<<<<

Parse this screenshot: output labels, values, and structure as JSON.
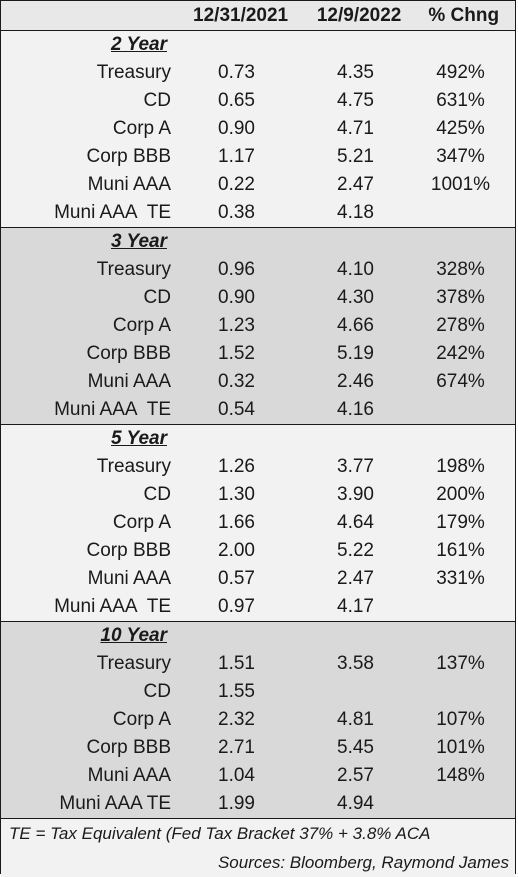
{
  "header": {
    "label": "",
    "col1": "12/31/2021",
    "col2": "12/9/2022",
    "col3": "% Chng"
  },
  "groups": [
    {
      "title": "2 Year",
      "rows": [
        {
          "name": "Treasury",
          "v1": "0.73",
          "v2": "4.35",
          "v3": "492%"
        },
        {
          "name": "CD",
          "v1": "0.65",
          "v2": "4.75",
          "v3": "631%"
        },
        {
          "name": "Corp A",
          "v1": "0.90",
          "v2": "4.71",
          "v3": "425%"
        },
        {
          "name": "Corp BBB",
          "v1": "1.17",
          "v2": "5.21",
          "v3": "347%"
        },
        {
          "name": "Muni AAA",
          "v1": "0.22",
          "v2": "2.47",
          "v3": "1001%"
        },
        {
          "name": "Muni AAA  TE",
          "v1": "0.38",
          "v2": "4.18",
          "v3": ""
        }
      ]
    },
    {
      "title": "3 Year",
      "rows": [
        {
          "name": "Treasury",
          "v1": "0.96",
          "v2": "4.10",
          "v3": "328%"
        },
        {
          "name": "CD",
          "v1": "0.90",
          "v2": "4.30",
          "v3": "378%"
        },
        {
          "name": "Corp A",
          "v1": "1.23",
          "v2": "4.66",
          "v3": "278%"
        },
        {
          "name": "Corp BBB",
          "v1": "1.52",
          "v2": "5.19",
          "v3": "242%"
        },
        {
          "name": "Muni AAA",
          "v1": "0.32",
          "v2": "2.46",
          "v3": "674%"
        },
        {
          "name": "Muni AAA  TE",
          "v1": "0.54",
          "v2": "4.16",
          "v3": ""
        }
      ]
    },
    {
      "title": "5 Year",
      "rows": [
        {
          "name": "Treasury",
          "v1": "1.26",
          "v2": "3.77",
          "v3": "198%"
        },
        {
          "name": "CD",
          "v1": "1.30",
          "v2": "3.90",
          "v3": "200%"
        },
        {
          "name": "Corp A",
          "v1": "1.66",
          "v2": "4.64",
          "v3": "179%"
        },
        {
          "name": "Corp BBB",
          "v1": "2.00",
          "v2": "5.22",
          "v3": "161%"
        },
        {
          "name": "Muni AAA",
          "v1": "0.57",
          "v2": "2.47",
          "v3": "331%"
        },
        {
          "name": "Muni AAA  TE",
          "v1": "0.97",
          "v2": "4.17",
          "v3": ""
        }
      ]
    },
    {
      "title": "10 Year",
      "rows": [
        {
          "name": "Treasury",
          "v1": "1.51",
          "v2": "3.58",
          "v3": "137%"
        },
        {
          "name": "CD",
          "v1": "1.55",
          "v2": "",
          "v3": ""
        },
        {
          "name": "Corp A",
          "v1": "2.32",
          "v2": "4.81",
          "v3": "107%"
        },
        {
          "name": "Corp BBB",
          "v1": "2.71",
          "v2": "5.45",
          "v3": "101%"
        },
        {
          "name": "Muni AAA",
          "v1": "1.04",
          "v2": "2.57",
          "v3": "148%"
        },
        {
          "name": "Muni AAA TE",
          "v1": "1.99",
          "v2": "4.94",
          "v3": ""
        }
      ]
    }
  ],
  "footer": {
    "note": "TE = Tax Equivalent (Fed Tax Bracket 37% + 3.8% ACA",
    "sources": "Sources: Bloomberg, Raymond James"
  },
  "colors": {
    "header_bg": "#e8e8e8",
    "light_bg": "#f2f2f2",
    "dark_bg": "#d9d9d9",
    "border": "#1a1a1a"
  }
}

>>>>

STATED PROBLEM :: Make a list of all lines in the data that contain "title".

CORRECT OUTPUT ::
      "title": "2 Year",
      "title": "3 Year",
      "title": "5 Year",
      "title": "10 Year",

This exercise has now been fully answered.